[Start Provided information]

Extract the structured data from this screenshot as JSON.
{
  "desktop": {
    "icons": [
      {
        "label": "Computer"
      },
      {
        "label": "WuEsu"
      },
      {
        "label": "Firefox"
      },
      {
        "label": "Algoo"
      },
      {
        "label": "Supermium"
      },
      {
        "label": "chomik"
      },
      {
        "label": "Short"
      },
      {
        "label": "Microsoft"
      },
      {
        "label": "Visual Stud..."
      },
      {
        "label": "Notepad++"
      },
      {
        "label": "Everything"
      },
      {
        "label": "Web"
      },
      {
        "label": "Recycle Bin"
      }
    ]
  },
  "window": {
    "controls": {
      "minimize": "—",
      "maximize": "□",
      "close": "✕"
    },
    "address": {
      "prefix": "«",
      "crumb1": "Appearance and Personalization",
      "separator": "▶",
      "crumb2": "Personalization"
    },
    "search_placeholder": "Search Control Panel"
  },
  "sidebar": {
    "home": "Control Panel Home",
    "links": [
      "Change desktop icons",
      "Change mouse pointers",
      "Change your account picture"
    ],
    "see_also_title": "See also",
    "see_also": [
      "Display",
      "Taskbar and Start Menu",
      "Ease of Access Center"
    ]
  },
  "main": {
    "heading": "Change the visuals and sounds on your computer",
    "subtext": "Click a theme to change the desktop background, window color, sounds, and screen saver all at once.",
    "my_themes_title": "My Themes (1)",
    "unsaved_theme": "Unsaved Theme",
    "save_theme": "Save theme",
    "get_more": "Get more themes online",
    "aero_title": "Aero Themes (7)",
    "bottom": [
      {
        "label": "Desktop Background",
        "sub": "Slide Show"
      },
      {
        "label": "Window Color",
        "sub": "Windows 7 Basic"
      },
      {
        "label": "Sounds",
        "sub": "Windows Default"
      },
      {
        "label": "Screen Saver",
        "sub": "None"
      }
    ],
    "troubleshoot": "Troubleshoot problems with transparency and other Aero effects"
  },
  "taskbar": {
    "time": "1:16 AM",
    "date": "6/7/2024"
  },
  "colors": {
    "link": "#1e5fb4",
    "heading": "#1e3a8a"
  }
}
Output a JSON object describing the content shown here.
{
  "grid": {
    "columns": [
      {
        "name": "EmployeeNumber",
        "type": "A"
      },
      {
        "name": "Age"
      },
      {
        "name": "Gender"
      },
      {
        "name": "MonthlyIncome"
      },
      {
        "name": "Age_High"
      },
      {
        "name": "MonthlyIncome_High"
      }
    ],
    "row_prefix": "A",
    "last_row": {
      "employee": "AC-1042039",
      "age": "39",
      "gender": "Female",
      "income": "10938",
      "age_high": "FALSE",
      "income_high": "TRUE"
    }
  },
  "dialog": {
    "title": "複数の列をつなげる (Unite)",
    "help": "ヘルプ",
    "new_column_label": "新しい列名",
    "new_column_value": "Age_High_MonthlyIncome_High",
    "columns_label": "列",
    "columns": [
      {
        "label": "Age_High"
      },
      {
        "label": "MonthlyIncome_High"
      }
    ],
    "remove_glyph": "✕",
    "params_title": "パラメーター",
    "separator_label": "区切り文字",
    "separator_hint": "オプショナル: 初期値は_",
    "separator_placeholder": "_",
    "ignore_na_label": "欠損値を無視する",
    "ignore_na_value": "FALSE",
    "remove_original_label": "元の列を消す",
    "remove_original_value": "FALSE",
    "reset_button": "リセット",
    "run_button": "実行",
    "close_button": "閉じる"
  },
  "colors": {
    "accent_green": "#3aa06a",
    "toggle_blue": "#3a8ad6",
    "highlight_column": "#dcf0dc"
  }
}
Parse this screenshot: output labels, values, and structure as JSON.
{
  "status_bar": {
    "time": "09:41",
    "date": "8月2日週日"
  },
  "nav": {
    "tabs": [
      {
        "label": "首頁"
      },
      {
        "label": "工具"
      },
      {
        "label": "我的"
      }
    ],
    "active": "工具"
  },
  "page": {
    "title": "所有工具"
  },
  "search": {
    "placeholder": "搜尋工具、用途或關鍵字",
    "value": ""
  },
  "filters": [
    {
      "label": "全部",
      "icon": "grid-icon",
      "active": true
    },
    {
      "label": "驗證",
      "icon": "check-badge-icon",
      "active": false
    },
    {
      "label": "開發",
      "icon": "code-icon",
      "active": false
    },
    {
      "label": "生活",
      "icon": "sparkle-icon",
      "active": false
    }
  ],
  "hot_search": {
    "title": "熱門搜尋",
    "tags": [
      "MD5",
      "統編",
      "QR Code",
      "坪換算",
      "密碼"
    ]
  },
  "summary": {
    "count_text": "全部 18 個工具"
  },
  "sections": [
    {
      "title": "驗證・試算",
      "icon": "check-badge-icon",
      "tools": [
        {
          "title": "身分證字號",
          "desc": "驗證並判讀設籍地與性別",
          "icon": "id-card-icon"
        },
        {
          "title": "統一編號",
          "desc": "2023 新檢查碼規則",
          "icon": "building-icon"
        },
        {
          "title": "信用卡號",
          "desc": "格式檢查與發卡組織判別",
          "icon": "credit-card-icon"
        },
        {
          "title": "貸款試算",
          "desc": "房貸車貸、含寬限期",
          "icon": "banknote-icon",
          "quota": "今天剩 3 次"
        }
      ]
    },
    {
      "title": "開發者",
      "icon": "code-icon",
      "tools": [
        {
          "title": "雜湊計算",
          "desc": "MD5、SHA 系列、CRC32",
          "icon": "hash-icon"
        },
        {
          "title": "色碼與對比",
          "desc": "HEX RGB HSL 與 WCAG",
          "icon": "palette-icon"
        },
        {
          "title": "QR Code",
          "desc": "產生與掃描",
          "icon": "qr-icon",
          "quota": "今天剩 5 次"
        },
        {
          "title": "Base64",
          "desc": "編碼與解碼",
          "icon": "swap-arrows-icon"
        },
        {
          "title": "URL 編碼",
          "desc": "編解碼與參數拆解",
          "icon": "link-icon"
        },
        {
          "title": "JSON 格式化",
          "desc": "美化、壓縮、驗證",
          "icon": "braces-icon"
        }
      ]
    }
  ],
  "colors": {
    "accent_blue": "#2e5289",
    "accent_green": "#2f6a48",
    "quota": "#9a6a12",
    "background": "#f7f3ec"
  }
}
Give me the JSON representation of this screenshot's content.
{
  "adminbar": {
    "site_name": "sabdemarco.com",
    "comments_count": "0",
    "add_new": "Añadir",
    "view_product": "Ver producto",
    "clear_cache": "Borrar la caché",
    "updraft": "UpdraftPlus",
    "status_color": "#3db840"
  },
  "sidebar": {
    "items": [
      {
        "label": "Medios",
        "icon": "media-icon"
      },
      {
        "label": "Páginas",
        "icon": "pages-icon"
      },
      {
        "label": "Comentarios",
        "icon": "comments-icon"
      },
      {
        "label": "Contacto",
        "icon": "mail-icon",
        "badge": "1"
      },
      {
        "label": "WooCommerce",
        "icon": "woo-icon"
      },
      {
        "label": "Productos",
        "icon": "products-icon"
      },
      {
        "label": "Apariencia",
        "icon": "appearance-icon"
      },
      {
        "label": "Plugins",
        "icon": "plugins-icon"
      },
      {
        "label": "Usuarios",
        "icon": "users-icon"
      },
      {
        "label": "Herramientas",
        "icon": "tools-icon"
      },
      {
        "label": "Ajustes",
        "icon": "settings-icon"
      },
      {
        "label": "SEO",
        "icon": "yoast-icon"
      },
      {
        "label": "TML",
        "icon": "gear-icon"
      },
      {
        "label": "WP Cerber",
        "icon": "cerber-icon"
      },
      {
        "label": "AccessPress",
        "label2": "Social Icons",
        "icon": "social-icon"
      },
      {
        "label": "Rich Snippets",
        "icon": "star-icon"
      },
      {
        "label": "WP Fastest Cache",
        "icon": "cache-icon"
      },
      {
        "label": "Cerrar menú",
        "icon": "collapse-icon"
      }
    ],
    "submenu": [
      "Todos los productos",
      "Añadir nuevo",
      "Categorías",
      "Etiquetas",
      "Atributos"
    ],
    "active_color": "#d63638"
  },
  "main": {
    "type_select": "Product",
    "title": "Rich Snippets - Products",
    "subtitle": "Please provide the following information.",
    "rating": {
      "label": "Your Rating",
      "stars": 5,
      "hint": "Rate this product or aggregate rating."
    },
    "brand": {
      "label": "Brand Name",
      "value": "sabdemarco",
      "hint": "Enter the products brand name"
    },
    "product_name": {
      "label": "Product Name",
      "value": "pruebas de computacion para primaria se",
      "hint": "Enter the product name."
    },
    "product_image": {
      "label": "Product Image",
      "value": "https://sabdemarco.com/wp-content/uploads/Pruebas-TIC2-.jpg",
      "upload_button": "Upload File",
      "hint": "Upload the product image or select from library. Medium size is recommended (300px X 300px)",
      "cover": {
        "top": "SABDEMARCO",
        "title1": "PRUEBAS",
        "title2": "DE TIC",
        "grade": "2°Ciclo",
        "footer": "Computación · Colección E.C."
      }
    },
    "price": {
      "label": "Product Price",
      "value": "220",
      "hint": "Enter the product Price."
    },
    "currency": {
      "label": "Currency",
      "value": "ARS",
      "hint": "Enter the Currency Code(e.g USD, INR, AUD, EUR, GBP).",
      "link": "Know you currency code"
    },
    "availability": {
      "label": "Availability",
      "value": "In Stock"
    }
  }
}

[End Provided information]

### Short task
Identify and copy all lines with the word "Panel".

### Reply to the exercise
    "search_placeholder": "Search Control Panel"
    "home": "Control Panel Home",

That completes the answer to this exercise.